*Required task*. Answer with nothing but a number: how many lines include the word "Settings"?

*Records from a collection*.
• • • • • • •
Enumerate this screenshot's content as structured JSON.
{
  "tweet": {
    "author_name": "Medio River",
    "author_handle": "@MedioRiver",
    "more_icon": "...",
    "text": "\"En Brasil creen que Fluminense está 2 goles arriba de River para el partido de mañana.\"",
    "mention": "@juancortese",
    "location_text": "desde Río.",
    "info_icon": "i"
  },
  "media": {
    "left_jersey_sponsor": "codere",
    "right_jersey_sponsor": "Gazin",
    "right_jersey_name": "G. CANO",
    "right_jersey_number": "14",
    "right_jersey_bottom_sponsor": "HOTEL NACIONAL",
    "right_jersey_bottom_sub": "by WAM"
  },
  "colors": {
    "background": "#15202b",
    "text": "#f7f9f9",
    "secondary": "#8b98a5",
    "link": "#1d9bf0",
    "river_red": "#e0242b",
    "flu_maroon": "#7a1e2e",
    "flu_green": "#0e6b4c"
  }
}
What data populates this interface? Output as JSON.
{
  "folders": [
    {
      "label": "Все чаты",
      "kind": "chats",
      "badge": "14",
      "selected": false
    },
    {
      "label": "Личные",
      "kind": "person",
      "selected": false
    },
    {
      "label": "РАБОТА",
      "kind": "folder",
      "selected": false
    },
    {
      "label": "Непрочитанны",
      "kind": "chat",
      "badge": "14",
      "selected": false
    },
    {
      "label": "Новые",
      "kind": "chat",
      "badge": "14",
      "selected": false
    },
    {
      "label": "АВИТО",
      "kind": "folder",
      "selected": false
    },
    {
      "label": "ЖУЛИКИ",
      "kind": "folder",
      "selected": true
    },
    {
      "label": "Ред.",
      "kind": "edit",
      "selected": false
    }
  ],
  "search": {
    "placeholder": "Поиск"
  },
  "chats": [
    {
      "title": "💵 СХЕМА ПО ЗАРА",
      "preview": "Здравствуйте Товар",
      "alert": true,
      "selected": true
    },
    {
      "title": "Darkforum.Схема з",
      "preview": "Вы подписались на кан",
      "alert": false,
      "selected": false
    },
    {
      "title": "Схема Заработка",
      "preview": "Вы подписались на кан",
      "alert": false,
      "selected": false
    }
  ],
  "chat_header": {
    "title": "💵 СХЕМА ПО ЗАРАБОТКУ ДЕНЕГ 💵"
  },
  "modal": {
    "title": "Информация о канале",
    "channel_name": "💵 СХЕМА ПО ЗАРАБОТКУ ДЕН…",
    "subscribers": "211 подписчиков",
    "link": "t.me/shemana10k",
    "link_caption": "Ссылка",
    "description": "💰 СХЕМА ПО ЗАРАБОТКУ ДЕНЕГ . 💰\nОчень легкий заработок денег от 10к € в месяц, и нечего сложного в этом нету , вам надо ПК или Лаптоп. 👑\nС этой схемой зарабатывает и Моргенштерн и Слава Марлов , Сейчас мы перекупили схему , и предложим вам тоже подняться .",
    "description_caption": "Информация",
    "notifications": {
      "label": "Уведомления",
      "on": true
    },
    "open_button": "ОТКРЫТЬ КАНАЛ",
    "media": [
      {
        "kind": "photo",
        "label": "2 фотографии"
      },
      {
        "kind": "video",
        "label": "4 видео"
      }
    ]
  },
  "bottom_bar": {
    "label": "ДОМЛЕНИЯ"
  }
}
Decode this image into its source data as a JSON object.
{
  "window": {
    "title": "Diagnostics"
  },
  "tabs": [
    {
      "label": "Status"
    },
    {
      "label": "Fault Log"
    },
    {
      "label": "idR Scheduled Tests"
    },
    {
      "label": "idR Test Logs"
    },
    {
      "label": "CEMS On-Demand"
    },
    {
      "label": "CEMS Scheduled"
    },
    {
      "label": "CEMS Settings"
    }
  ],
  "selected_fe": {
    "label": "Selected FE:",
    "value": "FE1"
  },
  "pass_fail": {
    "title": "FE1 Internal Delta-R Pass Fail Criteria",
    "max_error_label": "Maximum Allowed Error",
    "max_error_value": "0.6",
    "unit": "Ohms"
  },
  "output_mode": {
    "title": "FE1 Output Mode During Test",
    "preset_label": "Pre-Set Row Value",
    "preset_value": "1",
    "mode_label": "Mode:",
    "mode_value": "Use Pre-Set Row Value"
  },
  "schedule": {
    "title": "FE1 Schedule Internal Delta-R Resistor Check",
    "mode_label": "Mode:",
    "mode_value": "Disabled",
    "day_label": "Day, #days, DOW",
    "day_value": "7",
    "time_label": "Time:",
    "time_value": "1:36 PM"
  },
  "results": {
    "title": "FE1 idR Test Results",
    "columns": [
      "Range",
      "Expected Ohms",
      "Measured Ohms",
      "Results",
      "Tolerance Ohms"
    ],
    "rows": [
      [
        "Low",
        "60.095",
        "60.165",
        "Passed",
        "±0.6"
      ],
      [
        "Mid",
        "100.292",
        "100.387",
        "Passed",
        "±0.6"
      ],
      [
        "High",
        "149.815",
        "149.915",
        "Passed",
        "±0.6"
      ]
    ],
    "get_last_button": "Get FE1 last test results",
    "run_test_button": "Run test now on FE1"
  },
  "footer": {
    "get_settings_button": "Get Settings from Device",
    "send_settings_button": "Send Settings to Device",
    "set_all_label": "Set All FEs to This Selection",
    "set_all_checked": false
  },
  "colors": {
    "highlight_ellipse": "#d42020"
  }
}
• • • • • • •
*Response to the task*. 3